(Data entries)
☆ ☆ ☆ ☆ ☆ ☆ ☆
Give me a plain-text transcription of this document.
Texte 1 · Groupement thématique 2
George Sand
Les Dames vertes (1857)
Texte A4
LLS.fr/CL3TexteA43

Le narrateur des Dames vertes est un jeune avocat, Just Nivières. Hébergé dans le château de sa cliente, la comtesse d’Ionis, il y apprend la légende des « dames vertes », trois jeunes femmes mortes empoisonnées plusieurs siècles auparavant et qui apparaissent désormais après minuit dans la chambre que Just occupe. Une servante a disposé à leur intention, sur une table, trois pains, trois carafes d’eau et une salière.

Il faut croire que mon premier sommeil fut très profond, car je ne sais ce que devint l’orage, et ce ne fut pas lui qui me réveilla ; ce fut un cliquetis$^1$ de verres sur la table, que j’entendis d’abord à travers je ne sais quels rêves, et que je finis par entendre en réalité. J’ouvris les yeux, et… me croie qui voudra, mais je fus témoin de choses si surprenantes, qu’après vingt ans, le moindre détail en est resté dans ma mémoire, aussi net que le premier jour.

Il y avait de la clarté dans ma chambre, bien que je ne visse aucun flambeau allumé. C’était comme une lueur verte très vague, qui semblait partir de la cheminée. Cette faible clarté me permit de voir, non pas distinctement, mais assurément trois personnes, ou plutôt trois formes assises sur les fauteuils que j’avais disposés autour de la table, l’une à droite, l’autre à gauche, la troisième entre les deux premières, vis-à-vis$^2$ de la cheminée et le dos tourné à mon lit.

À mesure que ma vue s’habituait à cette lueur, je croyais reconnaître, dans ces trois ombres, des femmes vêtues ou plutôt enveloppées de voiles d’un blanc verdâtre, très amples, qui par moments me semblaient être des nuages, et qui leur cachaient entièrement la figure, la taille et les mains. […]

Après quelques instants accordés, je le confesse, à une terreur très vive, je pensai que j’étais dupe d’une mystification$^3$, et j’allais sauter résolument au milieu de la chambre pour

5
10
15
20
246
☆ ☆ ☆ ☆ ☆ ☆ ☆
PROBLEM TO SOLVE
Find every line that holds "vertes" and copy it.

OUTPUT OF THE TASK
Les Dames vertes (1857)
Le narrateur des Dames vertes est un jeune avocat, Just Nivières. Hébergé dans le château de sa cliente, la comtesse d’Ionis, il y apprend la légende des « dames vertes », trois jeunes femmes mortes empoisonnées plusieurs siècles auparavant et qui apparaissent désormais après minuit dans la chambre que Just occupe. Une servante a disposé à leur intention, sur une table, trois pains, trois carafes d’eau et une salière.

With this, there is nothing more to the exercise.